-- Start of Task inputs --

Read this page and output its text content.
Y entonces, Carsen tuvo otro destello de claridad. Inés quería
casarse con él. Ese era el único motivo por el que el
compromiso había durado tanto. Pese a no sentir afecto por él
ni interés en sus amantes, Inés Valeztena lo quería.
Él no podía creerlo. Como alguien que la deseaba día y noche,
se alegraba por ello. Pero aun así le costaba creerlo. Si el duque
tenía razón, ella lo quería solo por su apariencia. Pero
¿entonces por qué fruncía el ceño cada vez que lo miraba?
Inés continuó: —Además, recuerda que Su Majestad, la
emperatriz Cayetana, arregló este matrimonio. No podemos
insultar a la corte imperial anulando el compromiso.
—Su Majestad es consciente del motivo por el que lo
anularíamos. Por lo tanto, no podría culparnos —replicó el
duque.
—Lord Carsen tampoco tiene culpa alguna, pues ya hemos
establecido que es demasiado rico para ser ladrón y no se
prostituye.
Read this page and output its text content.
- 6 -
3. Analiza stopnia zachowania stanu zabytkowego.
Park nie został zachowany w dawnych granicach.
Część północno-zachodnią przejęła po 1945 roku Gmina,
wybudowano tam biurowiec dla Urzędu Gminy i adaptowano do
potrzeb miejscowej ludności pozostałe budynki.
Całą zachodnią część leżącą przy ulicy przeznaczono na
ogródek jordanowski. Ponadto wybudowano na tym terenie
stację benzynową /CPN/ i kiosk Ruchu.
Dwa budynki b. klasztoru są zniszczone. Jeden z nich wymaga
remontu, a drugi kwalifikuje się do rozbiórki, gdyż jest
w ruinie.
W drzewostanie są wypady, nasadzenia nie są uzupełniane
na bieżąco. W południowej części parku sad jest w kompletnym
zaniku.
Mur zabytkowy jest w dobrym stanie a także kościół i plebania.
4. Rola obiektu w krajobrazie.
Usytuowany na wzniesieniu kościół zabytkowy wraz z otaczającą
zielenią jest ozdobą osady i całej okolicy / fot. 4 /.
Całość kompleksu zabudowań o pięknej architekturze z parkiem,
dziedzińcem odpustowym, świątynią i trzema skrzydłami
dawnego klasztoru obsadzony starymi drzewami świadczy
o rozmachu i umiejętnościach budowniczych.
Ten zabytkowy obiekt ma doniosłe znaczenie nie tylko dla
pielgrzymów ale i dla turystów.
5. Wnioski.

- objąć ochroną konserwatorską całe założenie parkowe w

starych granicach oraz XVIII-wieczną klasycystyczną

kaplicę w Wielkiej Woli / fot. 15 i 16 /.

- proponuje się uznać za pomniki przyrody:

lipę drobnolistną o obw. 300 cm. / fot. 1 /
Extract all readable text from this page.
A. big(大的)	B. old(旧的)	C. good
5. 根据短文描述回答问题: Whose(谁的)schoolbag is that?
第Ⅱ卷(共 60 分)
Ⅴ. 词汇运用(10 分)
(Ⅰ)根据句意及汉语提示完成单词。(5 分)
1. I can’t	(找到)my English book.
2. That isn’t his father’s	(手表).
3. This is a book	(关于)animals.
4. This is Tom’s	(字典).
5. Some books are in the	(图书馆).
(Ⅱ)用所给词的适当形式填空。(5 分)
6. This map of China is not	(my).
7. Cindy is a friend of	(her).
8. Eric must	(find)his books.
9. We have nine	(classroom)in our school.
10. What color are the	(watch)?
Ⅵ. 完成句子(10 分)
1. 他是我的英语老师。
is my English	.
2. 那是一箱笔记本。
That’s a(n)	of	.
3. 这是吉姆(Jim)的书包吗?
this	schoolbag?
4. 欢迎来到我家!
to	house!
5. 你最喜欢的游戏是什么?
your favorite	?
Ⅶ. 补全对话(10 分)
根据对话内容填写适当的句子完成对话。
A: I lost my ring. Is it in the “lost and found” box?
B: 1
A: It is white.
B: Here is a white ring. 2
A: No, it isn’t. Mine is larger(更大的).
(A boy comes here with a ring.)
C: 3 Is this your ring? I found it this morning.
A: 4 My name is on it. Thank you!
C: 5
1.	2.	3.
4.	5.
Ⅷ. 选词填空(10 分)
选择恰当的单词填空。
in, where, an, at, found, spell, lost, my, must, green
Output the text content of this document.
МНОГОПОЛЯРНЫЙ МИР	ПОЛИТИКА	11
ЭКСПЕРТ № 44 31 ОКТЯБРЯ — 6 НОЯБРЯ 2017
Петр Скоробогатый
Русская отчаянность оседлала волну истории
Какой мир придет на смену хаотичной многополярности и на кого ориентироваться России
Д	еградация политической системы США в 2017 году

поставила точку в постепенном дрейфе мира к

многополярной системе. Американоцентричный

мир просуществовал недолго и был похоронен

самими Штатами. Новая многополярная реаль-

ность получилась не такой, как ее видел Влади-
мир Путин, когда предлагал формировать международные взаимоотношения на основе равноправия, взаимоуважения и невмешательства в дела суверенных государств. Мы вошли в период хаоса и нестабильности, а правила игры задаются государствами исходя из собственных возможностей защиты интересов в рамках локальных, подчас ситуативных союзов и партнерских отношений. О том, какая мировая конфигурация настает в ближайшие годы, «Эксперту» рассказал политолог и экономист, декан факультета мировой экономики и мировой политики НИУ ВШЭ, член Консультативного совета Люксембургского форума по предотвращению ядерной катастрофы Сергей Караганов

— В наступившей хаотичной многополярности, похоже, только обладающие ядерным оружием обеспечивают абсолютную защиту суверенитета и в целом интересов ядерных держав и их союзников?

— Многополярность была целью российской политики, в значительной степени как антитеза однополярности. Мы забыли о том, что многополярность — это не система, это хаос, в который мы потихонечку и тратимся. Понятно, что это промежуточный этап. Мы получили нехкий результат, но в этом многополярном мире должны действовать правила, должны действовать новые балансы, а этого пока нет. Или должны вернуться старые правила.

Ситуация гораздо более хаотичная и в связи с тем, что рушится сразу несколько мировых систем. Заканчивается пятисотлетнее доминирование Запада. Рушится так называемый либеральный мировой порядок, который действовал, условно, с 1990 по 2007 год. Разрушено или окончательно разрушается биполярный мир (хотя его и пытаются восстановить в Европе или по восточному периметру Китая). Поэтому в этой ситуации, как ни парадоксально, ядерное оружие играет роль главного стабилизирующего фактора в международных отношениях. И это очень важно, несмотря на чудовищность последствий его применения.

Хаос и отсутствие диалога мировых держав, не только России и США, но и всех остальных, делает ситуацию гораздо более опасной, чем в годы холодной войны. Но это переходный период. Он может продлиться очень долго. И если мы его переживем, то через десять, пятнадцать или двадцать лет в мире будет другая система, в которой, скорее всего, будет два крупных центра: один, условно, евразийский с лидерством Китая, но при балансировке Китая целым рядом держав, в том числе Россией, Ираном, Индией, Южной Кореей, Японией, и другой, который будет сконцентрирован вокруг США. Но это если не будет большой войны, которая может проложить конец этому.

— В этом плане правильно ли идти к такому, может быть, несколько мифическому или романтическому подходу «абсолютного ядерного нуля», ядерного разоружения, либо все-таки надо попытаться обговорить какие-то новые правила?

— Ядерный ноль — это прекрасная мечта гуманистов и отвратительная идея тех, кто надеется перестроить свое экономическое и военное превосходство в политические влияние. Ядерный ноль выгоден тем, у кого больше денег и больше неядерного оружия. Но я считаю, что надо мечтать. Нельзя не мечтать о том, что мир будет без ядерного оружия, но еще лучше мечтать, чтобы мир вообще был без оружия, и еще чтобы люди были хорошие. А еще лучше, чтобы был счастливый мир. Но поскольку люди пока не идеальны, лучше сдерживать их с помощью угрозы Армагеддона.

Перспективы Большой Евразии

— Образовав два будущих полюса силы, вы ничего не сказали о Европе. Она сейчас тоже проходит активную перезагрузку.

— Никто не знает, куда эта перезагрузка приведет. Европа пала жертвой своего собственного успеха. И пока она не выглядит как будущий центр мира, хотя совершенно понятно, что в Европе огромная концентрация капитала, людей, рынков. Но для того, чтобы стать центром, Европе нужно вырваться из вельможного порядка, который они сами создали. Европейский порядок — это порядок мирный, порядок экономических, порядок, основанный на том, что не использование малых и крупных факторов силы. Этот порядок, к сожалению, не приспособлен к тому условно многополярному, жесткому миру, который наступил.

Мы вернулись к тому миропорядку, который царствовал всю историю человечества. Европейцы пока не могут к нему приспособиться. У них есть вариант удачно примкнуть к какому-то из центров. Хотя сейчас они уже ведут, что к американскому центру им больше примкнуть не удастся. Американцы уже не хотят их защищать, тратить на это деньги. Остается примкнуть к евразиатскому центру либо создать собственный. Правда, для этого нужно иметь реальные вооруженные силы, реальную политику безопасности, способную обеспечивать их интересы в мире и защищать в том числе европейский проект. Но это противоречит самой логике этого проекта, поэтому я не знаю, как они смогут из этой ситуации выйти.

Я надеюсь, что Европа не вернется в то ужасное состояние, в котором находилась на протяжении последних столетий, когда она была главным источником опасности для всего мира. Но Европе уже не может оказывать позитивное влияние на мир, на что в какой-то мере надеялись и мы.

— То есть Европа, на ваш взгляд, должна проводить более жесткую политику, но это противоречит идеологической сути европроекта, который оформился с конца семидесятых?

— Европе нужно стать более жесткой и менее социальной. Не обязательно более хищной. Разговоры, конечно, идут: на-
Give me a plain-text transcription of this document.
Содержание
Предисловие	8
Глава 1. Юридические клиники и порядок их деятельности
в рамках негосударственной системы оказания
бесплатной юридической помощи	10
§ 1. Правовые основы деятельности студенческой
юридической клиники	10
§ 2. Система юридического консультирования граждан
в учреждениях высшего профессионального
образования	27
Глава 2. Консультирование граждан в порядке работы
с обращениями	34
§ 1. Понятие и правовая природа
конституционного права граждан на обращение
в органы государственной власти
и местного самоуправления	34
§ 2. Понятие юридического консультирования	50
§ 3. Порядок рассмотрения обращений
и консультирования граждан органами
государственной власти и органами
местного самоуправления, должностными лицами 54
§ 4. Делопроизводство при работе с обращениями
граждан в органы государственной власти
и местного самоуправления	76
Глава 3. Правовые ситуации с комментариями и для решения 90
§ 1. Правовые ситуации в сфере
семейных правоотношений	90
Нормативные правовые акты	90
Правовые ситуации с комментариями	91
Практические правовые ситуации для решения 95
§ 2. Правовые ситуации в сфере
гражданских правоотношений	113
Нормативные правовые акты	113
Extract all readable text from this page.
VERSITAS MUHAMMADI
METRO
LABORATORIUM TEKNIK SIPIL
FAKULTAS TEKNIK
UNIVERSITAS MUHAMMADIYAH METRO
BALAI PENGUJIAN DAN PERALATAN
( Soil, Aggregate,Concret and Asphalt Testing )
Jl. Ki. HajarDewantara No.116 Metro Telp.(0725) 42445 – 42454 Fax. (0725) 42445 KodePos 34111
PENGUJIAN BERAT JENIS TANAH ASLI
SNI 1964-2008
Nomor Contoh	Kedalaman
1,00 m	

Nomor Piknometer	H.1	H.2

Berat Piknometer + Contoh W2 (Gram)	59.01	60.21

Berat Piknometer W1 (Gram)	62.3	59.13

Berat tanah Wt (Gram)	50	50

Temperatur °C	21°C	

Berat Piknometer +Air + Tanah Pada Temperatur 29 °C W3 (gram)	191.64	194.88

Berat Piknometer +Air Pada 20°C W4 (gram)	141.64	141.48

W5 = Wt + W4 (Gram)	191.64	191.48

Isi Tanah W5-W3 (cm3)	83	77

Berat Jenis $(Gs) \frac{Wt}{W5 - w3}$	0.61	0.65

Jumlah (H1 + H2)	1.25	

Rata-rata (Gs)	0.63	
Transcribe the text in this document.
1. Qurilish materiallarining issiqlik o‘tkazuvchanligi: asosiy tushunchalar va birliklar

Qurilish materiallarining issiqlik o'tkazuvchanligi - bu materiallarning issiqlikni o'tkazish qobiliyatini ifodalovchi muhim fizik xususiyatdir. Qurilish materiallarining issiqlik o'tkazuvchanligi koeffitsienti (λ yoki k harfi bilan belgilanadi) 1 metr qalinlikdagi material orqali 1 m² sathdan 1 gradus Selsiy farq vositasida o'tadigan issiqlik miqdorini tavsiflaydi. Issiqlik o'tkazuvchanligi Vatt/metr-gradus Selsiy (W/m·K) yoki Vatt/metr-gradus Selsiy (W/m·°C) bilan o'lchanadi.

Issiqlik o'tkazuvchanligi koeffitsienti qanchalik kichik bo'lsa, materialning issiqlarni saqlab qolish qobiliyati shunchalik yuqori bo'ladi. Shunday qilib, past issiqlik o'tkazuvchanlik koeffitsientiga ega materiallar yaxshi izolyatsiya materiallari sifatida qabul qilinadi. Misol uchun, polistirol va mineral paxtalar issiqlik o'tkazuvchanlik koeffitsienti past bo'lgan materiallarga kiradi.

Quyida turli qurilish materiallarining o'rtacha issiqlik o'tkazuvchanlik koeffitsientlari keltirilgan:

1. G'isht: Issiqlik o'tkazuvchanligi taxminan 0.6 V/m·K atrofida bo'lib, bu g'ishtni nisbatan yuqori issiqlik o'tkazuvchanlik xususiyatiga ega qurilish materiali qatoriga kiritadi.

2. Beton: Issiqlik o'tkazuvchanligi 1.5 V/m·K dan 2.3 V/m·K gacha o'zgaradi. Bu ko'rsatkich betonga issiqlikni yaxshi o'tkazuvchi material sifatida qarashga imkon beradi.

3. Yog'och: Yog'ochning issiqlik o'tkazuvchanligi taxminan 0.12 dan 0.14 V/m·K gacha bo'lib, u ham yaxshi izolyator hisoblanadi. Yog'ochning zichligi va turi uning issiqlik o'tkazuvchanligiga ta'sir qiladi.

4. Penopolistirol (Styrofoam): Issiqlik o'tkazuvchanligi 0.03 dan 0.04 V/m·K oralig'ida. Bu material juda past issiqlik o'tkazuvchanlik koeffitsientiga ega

-- End of Task inputs --

Your answer should be a single number: the count of lines in the data that include the word "клиники".

2